---------- Records supplied
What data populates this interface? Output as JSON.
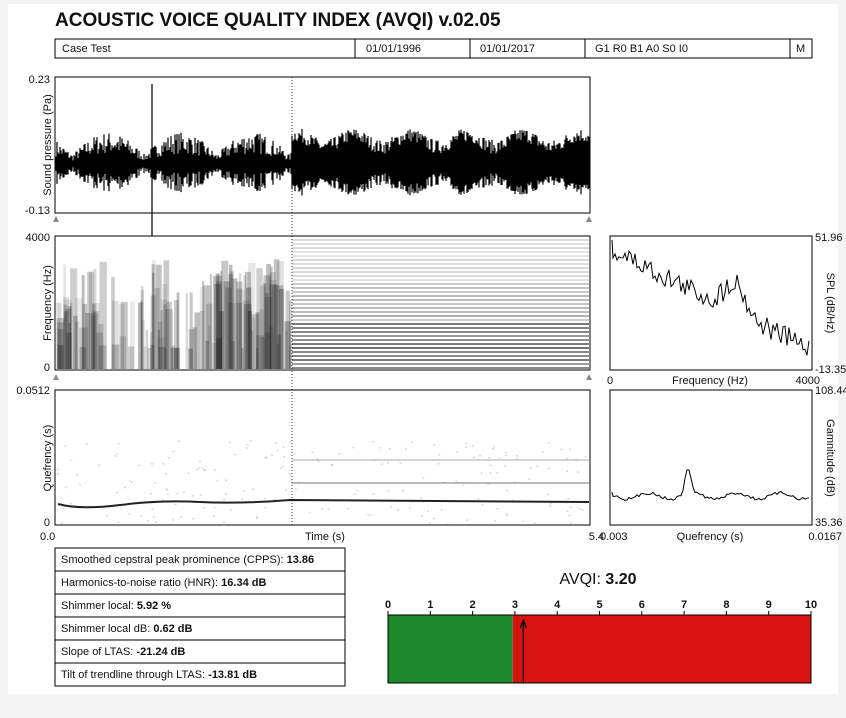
{
  "header": {
    "title": "ACOUSTIC VOICE QUALITY INDEX (AVQI) v.02.05",
    "info": [
      "Case Test",
      "01/01/1996",
      "01/01/2017",
      "G1 R0 B1 A0 S0 I0",
      "M"
    ]
  },
  "waveform": {
    "ylabel": "Sound pressure (Pa)",
    "yticks": [
      0.23,
      -0.13
    ]
  },
  "spectrogram": {
    "ylabel": "Frequency (Hz)",
    "yticks": [
      4000,
      0
    ]
  },
  "cepstrogram": {
    "ylabel": "Quefrency (s)",
    "yticks": [
      0.0512,
      0
    ],
    "xlabel": "Time (s)",
    "xticks": [
      {
        "value": 0,
        "label": "0.0"
      },
      5.4
    ]
  },
  "ltas": {
    "ylabel": "SPL (dB/Hz)",
    "yticks": [
      51.96,
      -13.35
    ],
    "xlabel": "Frequency (Hz)",
    "xticks": [
      0,
      4000
    ]
  },
  "cepstrum": {
    "ylabel": "Gamnitude (dB)",
    "yticks": [
      108.44,
      35.36
    ],
    "xlabel": "Quefrency (s)",
    "xticks": [
      0.003,
      0.0167
    ]
  },
  "measures": [
    {
      "label": "Smoothed cepstral peak prominence (CPPS):",
      "value": "13.86"
    },
    {
      "label": "Harmonics-to-noise ratio (HNR):",
      "value": "16.34 dB"
    },
    {
      "label": "Shimmer local:",
      "value": "5.92 %"
    },
    {
      "label": "Shimmer local dB:",
      "value": "0.62 dB"
    },
    {
      "label": "Slope of LTAS:",
      "value": "-21.24 dB"
    },
    {
      "label": "Tilt of trendline through LTAS:",
      "value": "-13.81 dB"
    }
  ],
  "avqi": {
    "label": "AVQI:",
    "value": 3.2,
    "value_label": "3.20",
    "xlim": [
      0,
      10
    ],
    "xticks": [
      0,
      1,
      2,
      3,
      4,
      5,
      6,
      7,
      8,
      9,
      10
    ],
    "threshold": 2.95,
    "normal_color": "#1f8a2c",
    "abnormal_color": "#d9130f"
  }
}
--------------------
** Stated exercise **
Retype each line of the listing above word for word. Exclude the pictures.

** Reply to the task **
What data populates this interface? Output as JSON.
{
  "header": {
    "title": "ACOUSTIC VOICE QUALITY INDEX (AVQI) v.02.05",
    "info": [
      "Case Test",
      "01/01/1996",
      "01/01/2017",
      "G1 R0 B1 A0 S0 I0",
      "M"
    ]
  },
  "waveform": {
    "ylabel": "Sound pressure (Pa)",
    "yticks": [
      0.23,
      -0.13
    ]
  },
  "spectrogram": {
    "ylabel": "Frequency (Hz)",
    "yticks": [
      4000,
      0
    ]
  },
  "cepstrogram": {
    "ylabel": "Quefrency (s)",
    "yticks": [
      0.0512,
      0
    ],
    "xlabel": "Time (s)",
    "xticks": [
      {
        "value": 0,
        "label": "0.0"
      },
      5.4
    ]
  },
  "ltas": {
    "ylabel": "SPL (dB/Hz)",
    "yticks": [
      51.96,
      -13.35
    ],
    "xlabel": "Frequency (Hz)",
    "xticks": [
      0,
      4000
    ]
  },
  "cepstrum": {
    "ylabel": "Gamnitude (dB)",
    "yticks": [
      108.44,
      35.36
    ],
    "xlabel": "Quefrency (s)",
    "xticks": [
      0.003,
      0.0167
    ]
  },
  "measures": [
    {
      "label": "Smoothed cepstral peak prominence (CPPS):",
      "value": "13.86"
    },
    {
      "label": "Harmonics-to-noise ratio (HNR):",
      "value": "16.34 dB"
    },
    {
      "label": "Shimmer local:",
      "value": "5.92 %"
    },
    {
      "label": "Shimmer local dB:",
      "value": "0.62 dB"
    },
    {
      "label": "Slope of LTAS:",
      "value": "-21.24 dB"
    },
    {
      "label": "Tilt of trendline through LTAS:",
      "value": "-13.81 dB"
    }
  ],
  "avqi": {
    "label": "AVQI:",
    "value": 3.2,
    "value_label": "3.20",
    "xlim": [
      0,
      10
    ],
    "xticks": [
      0,
      1,
      2,
      3,
      4,
      5,
      6,
      7,
      8,
      9,
      10
    ],
    "threshold": 2.95,
    "normal_color": "#1f8a2c",
    "abnormal_color": "#d9130f"
  }
}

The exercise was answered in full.